ANGEZEIGTER TEXT

——

Im Ganzen ist übrigens dieser Umschwung für das Publikum vielleicht eher vorteilhaft als schädlich. Der Stand eines öffentlichen Lehrers ist dadurch etwas herabgesetzt worden; aber die Wohlfeilheit der gelehrten Erziehung ist sicherlich ein Vorteil, der diesen kleinen Übelstand weit überwiegt. Auch würde davon das Publikum noch viel größeren Gewinn haben, wenn die Einrichtungen der gelehrten Schulen und Universitäten vernünftiger wären als sie es jetzt durchweg in Europa sind.
Drittens, die europäische Wirtschaftspolitik bringt durch Hemmung der freien Bewegung der Arbeit und des Kapitals sowohl von Geschäft zu Geschäft als von Ort zu Ort, in manchen Fällen eine sehr schädliche Ungleichheit in der Gesamtheit der Vorteile und Nachteile ihrer Anlagen hervor.
Das Lehrlingsgesetz hemmt die freie Arbeitsbewegung von einem Geschäft zum anderen sogar an ein und demselben Orte. Die ausschließenden Zunftprivilegien hemmen sie von einem Orte zum anderen sogar in ein und demselben Geschäfte.

——

BEREITGESTELLTE ANGABEN
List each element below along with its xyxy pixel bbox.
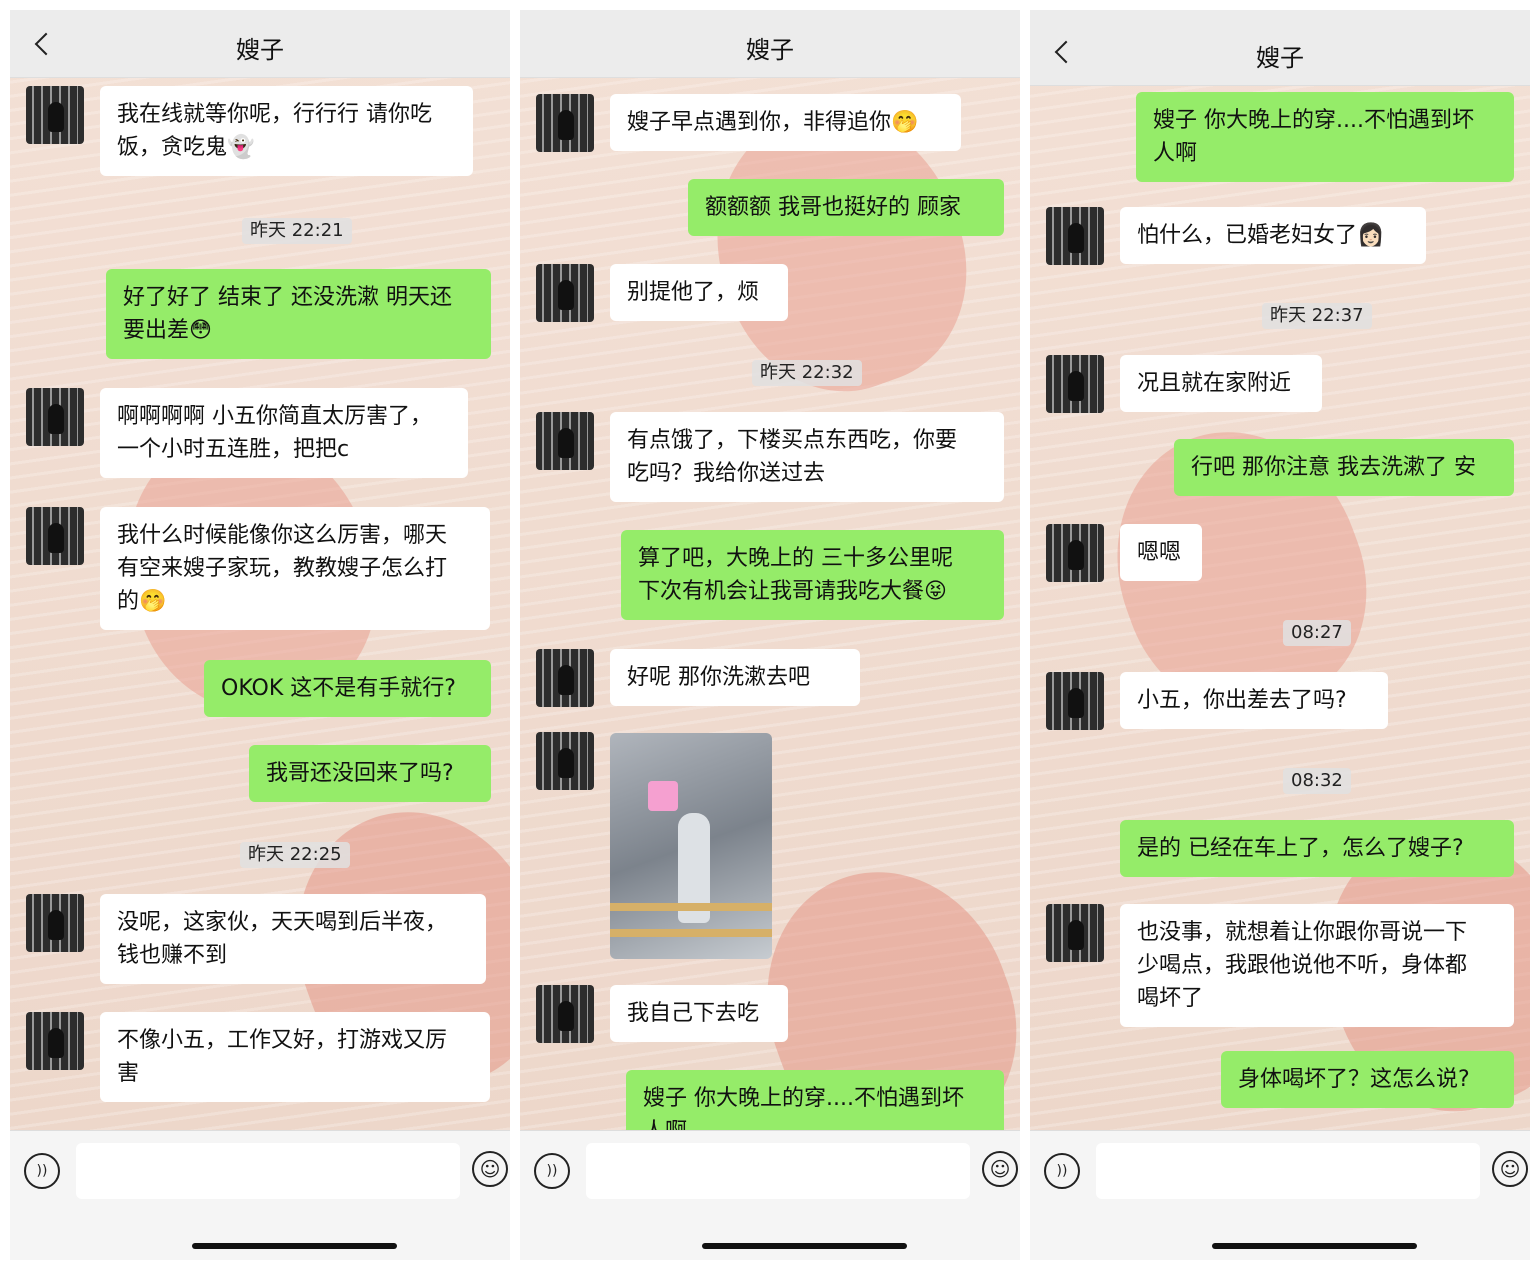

——

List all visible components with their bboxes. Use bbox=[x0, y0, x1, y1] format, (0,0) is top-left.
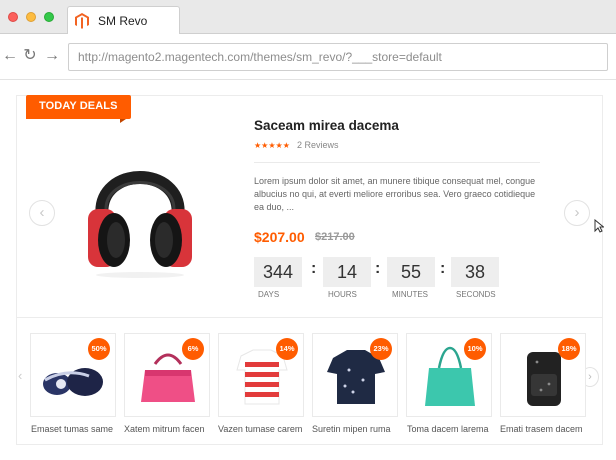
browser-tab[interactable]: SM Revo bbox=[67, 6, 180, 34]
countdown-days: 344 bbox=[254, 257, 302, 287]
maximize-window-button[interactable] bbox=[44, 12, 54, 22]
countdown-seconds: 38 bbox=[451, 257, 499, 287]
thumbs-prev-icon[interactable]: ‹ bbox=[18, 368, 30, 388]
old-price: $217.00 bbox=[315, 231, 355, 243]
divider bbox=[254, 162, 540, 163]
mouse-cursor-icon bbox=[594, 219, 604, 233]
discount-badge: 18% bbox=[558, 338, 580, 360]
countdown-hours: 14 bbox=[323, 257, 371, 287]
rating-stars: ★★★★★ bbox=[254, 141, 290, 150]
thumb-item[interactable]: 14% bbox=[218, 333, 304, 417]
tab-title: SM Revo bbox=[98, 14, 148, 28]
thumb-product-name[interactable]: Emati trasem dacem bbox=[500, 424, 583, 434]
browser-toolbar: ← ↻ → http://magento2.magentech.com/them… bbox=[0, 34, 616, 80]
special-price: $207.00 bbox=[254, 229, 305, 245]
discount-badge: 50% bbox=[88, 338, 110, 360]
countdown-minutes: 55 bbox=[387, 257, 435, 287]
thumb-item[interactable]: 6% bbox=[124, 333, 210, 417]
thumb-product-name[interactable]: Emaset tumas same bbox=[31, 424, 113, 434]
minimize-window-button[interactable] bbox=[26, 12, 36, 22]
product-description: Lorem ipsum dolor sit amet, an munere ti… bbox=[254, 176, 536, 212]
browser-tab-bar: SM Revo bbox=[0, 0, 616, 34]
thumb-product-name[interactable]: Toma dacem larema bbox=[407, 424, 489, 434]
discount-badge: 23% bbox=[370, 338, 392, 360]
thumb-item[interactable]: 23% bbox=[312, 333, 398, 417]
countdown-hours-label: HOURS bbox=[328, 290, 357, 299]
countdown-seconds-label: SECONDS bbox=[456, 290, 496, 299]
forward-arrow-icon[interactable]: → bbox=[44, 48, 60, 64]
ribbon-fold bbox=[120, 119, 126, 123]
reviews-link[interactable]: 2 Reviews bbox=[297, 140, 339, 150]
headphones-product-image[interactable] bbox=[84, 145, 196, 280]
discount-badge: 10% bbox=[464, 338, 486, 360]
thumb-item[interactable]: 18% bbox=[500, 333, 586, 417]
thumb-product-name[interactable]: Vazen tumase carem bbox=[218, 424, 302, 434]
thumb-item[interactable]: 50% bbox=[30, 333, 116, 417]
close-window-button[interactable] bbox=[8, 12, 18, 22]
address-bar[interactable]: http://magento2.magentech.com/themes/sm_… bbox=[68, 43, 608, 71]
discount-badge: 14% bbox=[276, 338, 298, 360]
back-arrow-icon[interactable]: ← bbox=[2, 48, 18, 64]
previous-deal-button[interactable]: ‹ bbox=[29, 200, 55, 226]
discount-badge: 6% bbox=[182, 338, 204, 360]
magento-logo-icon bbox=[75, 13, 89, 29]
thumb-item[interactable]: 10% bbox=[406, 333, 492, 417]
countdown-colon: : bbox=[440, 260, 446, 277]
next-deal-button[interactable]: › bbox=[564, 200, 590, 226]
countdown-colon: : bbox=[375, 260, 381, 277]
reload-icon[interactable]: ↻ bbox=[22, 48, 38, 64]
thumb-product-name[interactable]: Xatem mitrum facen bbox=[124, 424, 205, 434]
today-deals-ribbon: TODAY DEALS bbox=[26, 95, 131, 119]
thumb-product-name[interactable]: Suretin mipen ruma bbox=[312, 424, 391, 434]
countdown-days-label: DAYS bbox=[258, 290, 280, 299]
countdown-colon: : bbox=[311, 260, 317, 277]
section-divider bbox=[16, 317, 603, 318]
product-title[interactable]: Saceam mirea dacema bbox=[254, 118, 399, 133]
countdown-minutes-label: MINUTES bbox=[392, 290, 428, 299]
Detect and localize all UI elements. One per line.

——

GESTELLTE AUFGABE 1
Führen Sie alle Wörter im angezeigten Text auf, die eine Form des Verbs „hemmen“ sind oder davon abgeleitet wurden, und zwar in der Reihenfolge ihres Auftretens.
GESTELLTE AUFGABE 2
Erläutern Sie in einem bis drei Sätzen, weshalb der Umschwung nach dem angezeigten Text für das Publikum eher vorteilhaft als schädlich ist.
Die Einträge werden für die Bearbeitung nicht benötigt.

SCHRIFTLICHE ANTWORT 1
Hemmung, hemmt, hemmen

SCHRIFTLICHE ANTWORT 2
Durch den Umschwung ist zwar der Stand eines öffentlichen Lehrers etwas herabgesetzt worden. Die Wohlfeilheit der gelehrten Erziehung ist jedoch ein Vorteil, der diesen kleinen Übelstand weit überwiegt.